▸ Data supplied

#####

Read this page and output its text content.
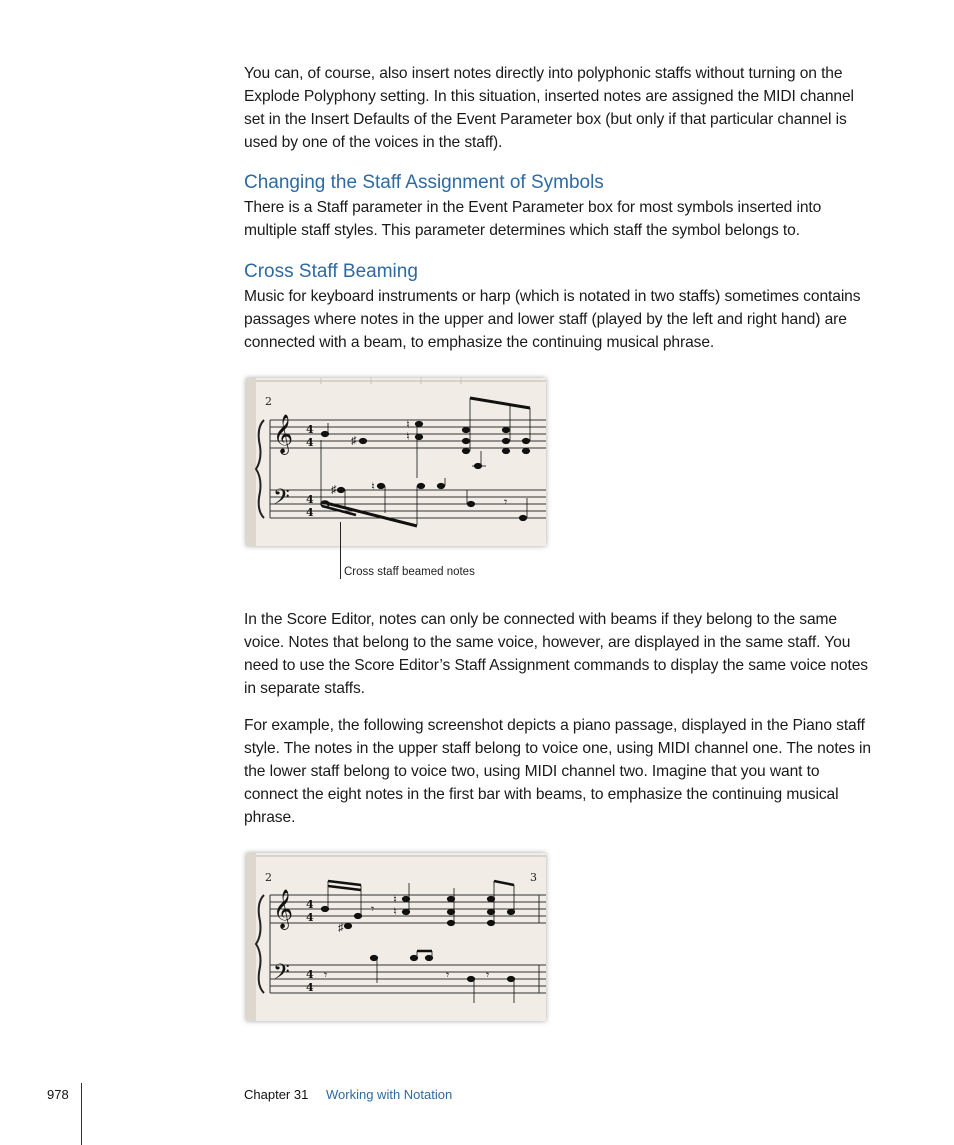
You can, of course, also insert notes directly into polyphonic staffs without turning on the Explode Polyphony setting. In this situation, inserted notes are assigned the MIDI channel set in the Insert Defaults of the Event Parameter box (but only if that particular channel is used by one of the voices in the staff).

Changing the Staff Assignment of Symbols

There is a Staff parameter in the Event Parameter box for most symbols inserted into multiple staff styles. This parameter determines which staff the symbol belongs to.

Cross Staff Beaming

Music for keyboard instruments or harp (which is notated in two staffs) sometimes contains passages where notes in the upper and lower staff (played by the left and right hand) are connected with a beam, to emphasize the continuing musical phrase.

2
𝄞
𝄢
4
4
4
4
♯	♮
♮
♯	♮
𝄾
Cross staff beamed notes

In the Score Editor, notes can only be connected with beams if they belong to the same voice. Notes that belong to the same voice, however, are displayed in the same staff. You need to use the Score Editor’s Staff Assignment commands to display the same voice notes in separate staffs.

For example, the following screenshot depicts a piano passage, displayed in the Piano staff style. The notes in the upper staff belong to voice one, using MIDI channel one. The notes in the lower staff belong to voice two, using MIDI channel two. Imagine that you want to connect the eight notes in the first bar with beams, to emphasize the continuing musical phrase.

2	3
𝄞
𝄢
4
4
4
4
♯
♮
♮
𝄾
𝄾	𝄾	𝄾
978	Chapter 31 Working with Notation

#####

▸ Task objective
Filter the records above for "Cross" and copy every matching line.

▸ Task solution
Cross Staff Beaming
Cross staff beamed notes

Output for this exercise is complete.